### Brief
Transcribe the whole listing below without changing a word, but leave out every image.

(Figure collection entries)
# # # # # # #
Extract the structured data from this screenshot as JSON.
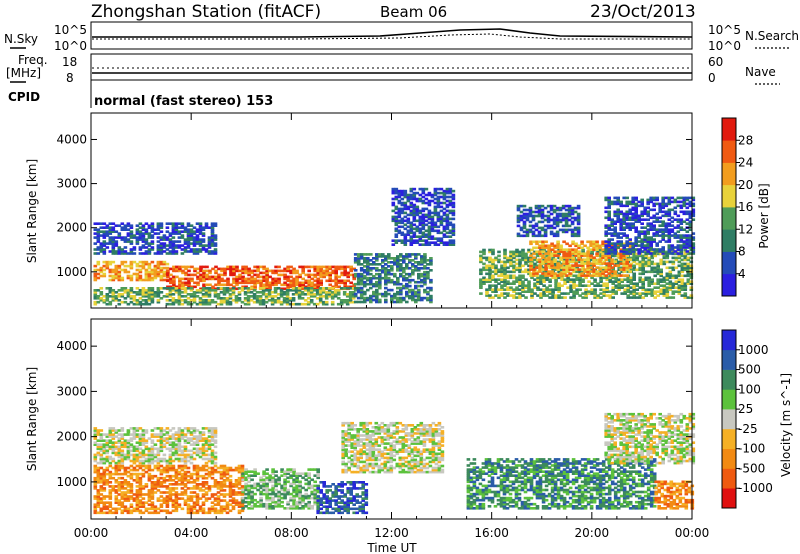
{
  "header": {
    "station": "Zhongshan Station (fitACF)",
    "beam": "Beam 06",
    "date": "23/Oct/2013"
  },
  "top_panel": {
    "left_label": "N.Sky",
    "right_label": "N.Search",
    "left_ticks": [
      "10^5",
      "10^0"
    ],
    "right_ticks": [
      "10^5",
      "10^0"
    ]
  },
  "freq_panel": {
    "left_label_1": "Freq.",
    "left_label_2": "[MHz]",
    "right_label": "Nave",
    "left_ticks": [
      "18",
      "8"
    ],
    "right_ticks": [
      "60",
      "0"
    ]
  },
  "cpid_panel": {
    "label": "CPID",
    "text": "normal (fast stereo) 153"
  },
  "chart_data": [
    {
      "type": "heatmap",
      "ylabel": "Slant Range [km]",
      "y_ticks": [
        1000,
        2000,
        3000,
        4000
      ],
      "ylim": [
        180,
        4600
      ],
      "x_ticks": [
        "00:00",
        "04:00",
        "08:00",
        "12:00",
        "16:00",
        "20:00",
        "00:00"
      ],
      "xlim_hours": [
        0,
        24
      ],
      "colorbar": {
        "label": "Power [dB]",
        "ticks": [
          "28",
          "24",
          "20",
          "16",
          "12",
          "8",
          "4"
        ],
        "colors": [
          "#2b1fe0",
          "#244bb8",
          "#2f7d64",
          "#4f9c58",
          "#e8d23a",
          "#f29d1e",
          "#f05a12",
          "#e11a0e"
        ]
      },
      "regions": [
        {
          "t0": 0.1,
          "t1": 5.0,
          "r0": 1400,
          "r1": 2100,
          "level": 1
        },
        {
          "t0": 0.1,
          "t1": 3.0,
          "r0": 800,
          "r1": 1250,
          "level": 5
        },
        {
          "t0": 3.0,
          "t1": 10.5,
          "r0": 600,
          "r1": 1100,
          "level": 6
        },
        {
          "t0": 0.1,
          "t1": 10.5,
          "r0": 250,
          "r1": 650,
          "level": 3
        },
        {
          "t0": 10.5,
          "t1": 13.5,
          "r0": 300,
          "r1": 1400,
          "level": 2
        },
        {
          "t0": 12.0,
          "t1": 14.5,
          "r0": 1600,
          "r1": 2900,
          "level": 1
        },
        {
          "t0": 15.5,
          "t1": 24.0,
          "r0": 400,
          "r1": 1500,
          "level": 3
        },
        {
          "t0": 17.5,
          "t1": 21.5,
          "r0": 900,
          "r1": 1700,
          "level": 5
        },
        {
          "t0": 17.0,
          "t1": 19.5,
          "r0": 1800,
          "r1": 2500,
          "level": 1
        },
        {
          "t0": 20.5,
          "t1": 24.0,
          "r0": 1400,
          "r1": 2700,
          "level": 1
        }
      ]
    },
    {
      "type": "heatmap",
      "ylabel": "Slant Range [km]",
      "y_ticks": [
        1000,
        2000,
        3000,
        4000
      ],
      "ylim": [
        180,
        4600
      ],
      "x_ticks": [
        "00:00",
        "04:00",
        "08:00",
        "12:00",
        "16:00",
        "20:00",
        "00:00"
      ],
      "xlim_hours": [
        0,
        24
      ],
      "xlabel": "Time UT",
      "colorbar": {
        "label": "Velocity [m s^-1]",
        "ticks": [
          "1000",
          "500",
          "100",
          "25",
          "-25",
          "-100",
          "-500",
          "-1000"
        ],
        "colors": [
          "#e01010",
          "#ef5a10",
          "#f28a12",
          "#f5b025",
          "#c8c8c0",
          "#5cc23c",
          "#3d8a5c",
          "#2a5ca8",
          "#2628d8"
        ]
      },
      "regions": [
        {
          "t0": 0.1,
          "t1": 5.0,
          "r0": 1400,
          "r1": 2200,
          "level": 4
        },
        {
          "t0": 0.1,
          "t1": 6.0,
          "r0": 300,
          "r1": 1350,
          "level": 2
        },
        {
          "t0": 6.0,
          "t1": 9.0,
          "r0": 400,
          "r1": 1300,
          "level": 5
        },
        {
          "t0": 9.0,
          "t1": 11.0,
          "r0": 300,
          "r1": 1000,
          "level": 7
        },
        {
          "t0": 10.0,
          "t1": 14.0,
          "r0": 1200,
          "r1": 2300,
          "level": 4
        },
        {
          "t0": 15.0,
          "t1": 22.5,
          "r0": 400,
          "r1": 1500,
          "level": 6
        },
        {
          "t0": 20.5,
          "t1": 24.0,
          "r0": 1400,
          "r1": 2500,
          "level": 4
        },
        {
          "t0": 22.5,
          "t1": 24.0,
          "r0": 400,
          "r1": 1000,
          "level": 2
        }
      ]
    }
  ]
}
# # # # # # #
### Solution to the exercise
Extract the structured data from this screenshot as JSON.
{
  "header": {
    "station": "Zhongshan Station (fitACF)",
    "beam": "Beam 06",
    "date": "23/Oct/2013"
  },
  "top_panel": {
    "left_label": "N.Sky",
    "right_label": "N.Search",
    "left_ticks": [
      "10^5",
      "10^0"
    ],
    "right_ticks": [
      "10^5",
      "10^0"
    ]
  },
  "freq_panel": {
    "left_label_1": "Freq.",
    "left_label_2": "[MHz]",
    "right_label": "Nave",
    "left_ticks": [
      "18",
      "8"
    ],
    "right_ticks": [
      "60",
      "0"
    ]
  },
  "cpid_panel": {
    "label": "CPID",
    "text": "normal (fast stereo) 153"
  },
  "chart_data": [
    {
      "type": "heatmap",
      "ylabel": "Slant Range [km]",
      "y_ticks": [
        1000,
        2000,
        3000,
        4000
      ],
      "ylim": [
        180,
        4600
      ],
      "x_ticks": [
        "00:00",
        "04:00",
        "08:00",
        "12:00",
        "16:00",
        "20:00",
        "00:00"
      ],
      "xlim_hours": [
        0,
        24
      ],
      "colorbar": {
        "label": "Power [dB]",
        "ticks": [
          "28",
          "24",
          "20",
          "16",
          "12",
          "8",
          "4"
        ],
        "colors": [
          "#2b1fe0",
          "#244bb8",
          "#2f7d64",
          "#4f9c58",
          "#e8d23a",
          "#f29d1e",
          "#f05a12",
          "#e11a0e"
        ]
      },
      "regions": [
        {
          "t0": 0.1,
          "t1": 5.0,
          "r0": 1400,
          "r1": 2100,
          "level": 1
        },
        {
          "t0": 0.1,
          "t1": 3.0,
          "r0": 800,
          "r1": 1250,
          "level": 5
        },
        {
          "t0": 3.0,
          "t1": 10.5,
          "r0": 600,
          "r1": 1100,
          "level": 6
        },
        {
          "t0": 0.1,
          "t1": 10.5,
          "r0": 250,
          "r1": 650,
          "level": 3
        },
        {
          "t0": 10.5,
          "t1": 13.5,
          "r0": 300,
          "r1": 1400,
          "level": 2
        },
        {
          "t0": 12.0,
          "t1": 14.5,
          "r0": 1600,
          "r1": 2900,
          "level": 1
        },
        {
          "t0": 15.5,
          "t1": 24.0,
          "r0": 400,
          "r1": 1500,
          "level": 3
        },
        {
          "t0": 17.5,
          "t1": 21.5,
          "r0": 900,
          "r1": 1700,
          "level": 5
        },
        {
          "t0": 17.0,
          "t1": 19.5,
          "r0": 1800,
          "r1": 2500,
          "level": 1
        },
        {
          "t0": 20.5,
          "t1": 24.0,
          "r0": 1400,
          "r1": 2700,
          "level": 1
        }
      ]
    },
    {
      "type": "heatmap",
      "ylabel": "Slant Range [km]",
      "y_ticks": [
        1000,
        2000,
        3000,
        4000
      ],
      "ylim": [
        180,
        4600
      ],
      "x_ticks": [
        "00:00",
        "04:00",
        "08:00",
        "12:00",
        "16:00",
        "20:00",
        "00:00"
      ],
      "xlim_hours": [
        0,
        24
      ],
      "xlabel": "Time UT",
      "colorbar": {
        "label": "Velocity [m s^-1]",
        "ticks": [
          "1000",
          "500",
          "100",
          "25",
          "-25",
          "-100",
          "-500",
          "-1000"
        ],
        "colors": [
          "#e01010",
          "#ef5a10",
          "#f28a12",
          "#f5b025",
          "#c8c8c0",
          "#5cc23c",
          "#3d8a5c",
          "#2a5ca8",
          "#2628d8"
        ]
      },
      "regions": [
        {
          "t0": 0.1,
          "t1": 5.0,
          "r0": 1400,
          "r1": 2200,
          "level": 4
        },
        {
          "t0": 0.1,
          "t1": 6.0,
          "r0": 300,
          "r1": 1350,
          "level": 2
        },
        {
          "t0": 6.0,
          "t1": 9.0,
          "r0": 400,
          "r1": 1300,
          "level": 5
        },
        {
          "t0": 9.0,
          "t1": 11.0,
          "r0": 300,
          "r1": 1000,
          "level": 7
        },
        {
          "t0": 10.0,
          "t1": 14.0,
          "r0": 1200,
          "r1": 2300,
          "level": 4
        },
        {
          "t0": 15.0,
          "t1": 22.5,
          "r0": 400,
          "r1": 1500,
          "level": 6
        },
        {
          "t0": 20.5,
          "t1": 24.0,
          "r0": 1400,
          "r1": 2500,
          "level": 4
        },
        {
          "t0": 22.5,
          "t1": 24.0,
          "r0": 400,
          "r1": 1000,
          "level": 2
        }
      ]
    }
  ]
}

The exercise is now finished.